- _Data provided_
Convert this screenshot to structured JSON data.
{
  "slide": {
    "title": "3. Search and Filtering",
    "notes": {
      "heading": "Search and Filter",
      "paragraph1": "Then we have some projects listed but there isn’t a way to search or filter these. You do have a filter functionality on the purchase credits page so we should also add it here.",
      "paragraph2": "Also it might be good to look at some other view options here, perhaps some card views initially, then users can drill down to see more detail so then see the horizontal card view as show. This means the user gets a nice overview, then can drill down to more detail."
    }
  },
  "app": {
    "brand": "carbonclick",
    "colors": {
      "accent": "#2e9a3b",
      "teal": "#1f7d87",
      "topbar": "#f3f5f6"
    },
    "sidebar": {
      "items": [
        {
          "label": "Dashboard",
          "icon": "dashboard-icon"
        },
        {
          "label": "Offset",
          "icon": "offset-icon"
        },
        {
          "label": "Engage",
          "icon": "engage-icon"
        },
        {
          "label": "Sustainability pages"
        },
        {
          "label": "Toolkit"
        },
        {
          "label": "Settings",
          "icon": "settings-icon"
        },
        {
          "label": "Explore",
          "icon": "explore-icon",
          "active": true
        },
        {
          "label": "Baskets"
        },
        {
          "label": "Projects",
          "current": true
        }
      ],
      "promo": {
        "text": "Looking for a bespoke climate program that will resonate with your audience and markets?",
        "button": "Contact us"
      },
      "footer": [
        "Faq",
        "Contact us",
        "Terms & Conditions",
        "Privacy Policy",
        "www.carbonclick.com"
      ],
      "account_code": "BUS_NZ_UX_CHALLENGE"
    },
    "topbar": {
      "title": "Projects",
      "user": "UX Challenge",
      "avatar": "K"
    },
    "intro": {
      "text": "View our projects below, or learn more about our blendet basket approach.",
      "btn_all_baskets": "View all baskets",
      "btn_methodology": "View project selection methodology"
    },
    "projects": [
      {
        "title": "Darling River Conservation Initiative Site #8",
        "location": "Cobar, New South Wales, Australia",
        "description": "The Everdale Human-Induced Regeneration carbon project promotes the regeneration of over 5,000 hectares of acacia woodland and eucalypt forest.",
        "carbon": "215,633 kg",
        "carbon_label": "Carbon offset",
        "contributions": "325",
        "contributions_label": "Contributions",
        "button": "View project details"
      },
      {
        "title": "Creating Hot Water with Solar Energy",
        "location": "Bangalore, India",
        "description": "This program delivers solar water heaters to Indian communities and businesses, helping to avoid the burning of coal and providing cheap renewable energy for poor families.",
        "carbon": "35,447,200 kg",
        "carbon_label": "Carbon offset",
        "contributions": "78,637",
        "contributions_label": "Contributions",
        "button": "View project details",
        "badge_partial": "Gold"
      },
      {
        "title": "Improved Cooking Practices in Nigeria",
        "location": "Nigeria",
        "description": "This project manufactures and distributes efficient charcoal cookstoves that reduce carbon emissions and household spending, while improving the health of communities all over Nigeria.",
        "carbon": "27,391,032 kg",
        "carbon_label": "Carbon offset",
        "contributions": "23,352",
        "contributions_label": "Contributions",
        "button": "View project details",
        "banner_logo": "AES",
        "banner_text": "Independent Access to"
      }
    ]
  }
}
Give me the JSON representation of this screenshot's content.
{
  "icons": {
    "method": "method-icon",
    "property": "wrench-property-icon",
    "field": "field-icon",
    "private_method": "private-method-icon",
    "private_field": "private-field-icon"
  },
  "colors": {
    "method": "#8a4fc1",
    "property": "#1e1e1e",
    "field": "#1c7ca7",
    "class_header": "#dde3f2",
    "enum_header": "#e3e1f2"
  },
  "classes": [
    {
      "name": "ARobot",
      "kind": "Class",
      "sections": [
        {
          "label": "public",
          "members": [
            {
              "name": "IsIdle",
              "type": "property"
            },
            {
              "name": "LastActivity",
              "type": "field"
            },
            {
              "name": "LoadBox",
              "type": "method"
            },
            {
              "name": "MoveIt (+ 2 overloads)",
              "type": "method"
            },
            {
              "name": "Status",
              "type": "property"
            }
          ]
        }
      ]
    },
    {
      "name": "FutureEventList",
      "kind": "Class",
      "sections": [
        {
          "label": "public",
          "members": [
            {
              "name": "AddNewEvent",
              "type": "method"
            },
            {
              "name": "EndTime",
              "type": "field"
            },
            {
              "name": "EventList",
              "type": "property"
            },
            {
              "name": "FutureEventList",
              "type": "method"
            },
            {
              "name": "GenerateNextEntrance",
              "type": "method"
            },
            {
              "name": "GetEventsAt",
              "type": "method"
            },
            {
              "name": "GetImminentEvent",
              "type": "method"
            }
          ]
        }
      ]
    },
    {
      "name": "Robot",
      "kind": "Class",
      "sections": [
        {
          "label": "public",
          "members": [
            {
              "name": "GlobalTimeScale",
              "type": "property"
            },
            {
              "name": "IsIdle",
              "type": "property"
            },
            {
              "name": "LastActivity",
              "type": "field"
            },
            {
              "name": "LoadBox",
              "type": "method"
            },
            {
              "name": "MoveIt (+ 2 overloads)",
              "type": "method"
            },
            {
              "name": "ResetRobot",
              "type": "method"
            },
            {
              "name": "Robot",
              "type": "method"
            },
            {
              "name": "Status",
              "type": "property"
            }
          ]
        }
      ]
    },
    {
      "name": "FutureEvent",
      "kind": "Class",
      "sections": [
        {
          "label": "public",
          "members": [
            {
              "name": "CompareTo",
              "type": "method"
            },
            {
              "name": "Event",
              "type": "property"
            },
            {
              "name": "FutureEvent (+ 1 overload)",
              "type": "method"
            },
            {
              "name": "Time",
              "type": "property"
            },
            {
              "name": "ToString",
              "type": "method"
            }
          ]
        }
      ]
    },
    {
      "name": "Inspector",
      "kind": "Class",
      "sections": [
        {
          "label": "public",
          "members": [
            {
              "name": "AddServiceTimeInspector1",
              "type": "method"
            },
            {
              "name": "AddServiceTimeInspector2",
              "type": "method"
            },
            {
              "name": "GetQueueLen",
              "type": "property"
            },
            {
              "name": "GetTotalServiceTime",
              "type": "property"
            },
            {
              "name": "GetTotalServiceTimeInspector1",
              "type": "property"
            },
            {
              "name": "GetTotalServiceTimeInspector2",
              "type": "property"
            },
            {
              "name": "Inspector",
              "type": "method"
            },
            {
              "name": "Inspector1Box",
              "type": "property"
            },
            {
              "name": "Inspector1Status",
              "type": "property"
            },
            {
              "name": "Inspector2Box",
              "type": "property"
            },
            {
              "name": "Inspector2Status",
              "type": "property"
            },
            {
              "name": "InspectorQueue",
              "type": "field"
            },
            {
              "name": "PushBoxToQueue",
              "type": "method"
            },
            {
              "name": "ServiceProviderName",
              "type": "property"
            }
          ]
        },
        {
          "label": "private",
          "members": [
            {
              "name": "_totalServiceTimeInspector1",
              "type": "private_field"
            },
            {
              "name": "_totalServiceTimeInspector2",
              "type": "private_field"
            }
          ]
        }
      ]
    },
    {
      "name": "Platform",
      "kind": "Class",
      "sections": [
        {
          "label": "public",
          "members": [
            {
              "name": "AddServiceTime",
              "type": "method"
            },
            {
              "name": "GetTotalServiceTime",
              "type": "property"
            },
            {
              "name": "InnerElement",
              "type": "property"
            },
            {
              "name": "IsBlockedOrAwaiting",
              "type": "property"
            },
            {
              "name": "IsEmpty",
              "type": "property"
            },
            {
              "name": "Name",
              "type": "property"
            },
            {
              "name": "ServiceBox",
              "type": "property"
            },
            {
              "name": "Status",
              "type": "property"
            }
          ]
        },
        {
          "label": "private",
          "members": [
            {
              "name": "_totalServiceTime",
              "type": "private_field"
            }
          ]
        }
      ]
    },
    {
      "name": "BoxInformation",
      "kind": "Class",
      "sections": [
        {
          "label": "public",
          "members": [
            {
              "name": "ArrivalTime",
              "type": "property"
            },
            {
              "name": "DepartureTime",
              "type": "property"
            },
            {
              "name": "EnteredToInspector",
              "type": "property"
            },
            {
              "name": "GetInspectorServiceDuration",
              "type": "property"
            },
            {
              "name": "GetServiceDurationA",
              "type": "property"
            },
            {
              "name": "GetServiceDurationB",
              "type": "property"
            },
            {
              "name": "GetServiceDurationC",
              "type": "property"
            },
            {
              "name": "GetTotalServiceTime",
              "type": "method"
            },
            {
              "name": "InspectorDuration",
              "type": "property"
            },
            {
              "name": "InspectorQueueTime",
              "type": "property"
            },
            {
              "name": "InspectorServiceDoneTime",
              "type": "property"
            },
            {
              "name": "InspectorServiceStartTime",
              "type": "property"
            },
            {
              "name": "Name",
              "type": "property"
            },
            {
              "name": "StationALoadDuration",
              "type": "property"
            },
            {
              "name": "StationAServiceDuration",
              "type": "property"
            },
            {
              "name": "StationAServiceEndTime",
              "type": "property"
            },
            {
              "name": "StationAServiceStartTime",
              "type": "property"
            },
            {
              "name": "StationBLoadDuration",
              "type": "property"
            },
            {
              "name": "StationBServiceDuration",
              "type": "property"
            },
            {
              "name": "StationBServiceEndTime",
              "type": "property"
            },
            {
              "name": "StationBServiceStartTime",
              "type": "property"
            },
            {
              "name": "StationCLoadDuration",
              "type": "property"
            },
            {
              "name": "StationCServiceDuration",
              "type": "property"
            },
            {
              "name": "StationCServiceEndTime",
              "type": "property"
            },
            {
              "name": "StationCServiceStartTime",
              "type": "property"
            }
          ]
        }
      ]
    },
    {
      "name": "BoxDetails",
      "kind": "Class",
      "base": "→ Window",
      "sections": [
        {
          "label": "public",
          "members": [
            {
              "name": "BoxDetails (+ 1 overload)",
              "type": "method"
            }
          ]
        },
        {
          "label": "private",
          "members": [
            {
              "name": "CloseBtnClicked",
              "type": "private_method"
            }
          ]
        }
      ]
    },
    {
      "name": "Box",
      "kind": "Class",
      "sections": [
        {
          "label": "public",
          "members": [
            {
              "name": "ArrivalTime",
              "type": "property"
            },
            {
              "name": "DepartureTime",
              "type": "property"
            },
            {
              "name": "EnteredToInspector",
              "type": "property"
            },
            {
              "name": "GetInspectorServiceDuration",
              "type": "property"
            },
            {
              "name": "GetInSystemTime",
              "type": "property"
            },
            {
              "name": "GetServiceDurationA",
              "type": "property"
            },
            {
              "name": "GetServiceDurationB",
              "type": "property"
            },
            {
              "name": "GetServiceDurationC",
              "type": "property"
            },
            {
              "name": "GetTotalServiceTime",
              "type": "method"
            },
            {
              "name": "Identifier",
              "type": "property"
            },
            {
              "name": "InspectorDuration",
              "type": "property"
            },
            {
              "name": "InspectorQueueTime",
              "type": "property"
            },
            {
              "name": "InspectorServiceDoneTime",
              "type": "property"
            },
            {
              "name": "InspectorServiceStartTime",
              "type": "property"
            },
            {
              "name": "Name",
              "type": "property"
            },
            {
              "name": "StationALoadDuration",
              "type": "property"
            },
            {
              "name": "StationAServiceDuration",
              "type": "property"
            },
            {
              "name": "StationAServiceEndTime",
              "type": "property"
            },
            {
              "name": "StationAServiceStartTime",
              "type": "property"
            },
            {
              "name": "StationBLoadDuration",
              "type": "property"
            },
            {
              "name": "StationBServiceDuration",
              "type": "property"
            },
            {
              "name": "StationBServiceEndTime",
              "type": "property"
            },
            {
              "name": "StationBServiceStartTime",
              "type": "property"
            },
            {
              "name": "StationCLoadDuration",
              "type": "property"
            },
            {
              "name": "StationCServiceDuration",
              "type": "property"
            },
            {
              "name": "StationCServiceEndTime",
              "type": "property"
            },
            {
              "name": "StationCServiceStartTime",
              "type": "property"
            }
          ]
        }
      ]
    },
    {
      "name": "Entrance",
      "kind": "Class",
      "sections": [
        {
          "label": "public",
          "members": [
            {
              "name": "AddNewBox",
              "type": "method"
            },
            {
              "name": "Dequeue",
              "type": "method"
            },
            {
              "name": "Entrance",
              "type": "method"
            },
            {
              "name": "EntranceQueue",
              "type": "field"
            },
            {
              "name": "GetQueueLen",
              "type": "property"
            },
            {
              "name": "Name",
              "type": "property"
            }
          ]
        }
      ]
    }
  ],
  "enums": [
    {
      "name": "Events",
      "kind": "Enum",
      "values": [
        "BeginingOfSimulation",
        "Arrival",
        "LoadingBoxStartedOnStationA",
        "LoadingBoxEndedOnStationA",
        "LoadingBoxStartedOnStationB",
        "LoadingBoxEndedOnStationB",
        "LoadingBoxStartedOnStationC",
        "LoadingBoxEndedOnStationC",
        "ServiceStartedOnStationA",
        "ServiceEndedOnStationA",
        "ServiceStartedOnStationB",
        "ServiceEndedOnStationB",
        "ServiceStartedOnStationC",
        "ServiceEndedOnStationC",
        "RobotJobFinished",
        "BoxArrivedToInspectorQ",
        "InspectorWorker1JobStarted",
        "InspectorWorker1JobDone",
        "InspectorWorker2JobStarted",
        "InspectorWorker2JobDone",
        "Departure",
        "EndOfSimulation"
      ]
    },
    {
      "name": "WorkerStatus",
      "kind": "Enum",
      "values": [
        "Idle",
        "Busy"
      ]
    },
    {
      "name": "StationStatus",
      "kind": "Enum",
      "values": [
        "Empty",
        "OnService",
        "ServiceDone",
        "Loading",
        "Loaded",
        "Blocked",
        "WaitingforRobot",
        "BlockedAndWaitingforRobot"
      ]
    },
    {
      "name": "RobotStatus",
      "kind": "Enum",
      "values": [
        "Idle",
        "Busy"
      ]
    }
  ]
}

- _Written task_
How many lines of the entries above hold the string "that"? Reply with the number alone.

- _Worked solution_
2